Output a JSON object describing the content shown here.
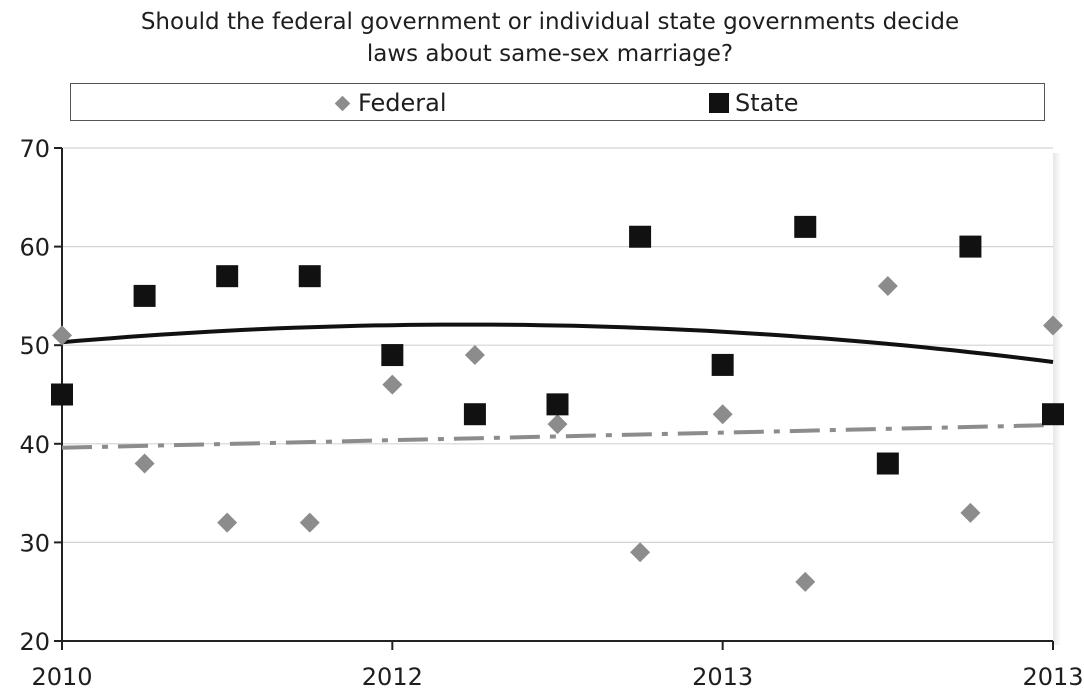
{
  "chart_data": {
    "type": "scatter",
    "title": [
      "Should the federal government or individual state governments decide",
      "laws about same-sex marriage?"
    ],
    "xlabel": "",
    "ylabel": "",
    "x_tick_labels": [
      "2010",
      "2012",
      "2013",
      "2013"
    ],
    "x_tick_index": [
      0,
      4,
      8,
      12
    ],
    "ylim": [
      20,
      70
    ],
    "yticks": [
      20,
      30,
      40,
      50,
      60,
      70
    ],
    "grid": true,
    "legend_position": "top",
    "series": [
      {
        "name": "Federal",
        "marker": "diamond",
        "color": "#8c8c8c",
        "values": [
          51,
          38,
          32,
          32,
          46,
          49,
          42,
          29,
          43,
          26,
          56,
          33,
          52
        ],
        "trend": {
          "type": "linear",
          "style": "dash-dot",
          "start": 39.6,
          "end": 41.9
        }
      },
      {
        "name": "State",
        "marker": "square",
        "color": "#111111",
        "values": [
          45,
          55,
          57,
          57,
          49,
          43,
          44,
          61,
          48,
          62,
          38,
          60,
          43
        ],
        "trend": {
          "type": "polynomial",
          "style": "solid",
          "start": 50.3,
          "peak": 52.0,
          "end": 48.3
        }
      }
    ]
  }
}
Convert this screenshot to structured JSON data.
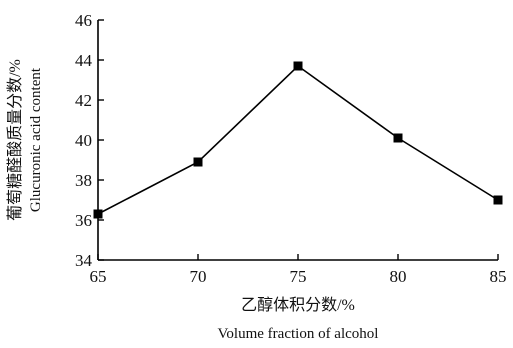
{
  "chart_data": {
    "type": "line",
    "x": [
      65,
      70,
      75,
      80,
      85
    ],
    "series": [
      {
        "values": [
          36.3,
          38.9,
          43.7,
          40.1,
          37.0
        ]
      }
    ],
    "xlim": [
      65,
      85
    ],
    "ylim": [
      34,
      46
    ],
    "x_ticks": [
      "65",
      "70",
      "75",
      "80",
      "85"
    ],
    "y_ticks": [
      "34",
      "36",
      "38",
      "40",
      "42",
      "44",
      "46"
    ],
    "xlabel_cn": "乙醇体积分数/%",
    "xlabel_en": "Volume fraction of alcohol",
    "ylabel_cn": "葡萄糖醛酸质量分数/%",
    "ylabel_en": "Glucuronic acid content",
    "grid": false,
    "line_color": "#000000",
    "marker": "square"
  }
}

▬▬▬▬▬▬▬▬▬▬

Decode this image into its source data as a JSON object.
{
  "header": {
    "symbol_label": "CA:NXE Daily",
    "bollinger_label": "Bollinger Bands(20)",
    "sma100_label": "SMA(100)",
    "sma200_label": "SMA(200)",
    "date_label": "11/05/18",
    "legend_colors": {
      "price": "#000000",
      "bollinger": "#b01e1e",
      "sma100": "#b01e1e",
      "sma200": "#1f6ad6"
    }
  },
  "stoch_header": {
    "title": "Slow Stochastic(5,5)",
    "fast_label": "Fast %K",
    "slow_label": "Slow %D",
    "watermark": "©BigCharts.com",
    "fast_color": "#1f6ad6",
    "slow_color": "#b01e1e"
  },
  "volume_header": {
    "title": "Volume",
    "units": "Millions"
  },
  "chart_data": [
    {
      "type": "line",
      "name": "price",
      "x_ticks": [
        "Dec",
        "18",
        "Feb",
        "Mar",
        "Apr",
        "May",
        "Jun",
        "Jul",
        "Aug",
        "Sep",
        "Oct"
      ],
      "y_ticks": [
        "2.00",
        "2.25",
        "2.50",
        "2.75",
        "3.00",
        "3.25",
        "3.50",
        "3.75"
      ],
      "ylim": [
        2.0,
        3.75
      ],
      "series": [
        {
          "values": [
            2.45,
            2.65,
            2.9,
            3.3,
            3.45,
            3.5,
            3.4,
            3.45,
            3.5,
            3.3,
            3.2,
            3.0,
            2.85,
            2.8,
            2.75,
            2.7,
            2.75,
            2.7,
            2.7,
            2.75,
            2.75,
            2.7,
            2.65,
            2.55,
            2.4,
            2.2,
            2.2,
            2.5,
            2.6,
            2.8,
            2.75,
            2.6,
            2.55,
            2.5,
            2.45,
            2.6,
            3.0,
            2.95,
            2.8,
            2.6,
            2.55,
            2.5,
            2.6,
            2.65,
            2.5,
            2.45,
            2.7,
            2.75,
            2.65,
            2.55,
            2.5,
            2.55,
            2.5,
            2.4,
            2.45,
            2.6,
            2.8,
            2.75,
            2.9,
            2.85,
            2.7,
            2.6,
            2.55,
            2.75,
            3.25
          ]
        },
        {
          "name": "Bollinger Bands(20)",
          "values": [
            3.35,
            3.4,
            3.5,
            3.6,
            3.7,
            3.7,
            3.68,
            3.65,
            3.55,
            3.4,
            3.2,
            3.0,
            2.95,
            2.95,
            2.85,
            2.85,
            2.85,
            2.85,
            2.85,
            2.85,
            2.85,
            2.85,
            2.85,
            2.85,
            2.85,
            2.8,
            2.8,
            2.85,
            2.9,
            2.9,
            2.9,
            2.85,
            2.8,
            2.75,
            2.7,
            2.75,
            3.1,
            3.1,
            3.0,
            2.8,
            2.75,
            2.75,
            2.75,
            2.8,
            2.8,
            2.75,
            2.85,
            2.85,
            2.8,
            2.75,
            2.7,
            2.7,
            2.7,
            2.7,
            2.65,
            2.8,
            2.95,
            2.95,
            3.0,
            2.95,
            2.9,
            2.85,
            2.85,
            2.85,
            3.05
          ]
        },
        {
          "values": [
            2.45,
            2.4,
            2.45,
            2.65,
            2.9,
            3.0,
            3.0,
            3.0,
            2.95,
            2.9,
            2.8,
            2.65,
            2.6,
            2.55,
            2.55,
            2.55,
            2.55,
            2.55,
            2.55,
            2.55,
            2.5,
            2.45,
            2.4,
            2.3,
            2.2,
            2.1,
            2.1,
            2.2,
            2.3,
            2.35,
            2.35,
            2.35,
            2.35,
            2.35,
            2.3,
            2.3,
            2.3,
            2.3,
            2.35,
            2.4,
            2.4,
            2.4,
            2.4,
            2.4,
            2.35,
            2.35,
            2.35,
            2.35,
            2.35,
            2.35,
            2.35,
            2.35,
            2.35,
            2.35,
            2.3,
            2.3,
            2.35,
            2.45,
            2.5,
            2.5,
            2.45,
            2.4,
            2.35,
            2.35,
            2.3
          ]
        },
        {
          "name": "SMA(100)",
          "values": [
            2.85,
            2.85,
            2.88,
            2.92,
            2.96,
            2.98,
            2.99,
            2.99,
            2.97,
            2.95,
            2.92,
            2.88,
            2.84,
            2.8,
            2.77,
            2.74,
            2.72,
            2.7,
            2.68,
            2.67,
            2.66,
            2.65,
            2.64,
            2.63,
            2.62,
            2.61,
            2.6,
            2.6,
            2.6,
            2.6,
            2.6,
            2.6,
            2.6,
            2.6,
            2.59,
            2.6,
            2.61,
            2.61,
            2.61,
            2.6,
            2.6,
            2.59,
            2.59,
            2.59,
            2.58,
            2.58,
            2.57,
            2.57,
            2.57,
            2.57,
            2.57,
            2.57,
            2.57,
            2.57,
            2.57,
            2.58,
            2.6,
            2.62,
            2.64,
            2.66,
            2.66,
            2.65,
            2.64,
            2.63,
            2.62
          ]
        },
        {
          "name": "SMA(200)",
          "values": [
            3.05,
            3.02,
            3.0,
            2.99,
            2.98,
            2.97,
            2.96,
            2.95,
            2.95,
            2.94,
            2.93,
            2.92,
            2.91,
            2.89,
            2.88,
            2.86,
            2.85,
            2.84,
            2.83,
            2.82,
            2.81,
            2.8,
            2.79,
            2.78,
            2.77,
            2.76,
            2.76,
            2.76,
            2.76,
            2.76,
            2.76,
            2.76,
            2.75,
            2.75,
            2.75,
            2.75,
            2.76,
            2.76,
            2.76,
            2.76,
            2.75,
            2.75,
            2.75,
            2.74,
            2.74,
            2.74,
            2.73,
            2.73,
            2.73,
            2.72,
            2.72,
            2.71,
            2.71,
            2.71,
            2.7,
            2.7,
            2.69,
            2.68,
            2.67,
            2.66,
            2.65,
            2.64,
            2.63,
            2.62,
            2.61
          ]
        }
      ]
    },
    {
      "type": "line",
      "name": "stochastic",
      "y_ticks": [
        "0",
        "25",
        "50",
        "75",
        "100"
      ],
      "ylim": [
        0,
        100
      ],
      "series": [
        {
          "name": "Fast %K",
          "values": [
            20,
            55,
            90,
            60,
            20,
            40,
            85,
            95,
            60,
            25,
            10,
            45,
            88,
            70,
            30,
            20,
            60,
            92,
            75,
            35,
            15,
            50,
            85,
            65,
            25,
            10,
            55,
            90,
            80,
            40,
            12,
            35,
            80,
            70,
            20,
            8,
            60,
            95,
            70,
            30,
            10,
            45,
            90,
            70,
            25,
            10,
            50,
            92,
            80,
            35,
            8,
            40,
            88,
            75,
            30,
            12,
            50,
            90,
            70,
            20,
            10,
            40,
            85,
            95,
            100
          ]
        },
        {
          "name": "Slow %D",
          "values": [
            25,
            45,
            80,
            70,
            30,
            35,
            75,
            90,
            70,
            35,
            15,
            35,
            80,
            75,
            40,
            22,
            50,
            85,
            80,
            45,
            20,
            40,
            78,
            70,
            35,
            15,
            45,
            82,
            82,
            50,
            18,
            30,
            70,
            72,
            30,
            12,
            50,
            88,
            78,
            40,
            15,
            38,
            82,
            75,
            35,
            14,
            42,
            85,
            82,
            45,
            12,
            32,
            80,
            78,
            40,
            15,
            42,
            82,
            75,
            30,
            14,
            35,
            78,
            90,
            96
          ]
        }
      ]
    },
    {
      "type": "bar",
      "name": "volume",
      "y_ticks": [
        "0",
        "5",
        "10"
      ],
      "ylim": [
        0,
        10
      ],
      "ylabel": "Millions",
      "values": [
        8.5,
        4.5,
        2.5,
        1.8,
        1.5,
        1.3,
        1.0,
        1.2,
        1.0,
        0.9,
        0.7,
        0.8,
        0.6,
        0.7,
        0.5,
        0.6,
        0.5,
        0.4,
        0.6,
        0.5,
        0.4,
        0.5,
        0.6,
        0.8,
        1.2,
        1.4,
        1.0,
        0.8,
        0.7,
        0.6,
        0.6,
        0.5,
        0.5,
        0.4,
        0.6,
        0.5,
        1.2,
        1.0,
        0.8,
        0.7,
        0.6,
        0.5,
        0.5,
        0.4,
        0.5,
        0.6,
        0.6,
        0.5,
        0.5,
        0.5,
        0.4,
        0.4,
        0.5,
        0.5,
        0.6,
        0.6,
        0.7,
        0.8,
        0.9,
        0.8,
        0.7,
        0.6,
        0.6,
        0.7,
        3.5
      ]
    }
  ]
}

▬▬▬▬▬▬▬▬▬▬

- THE TASK:
Tally up the lines in the preceding listing that contain the string "JSON". Respond with the number and nothing else.

- WRITTEN REPLY:
3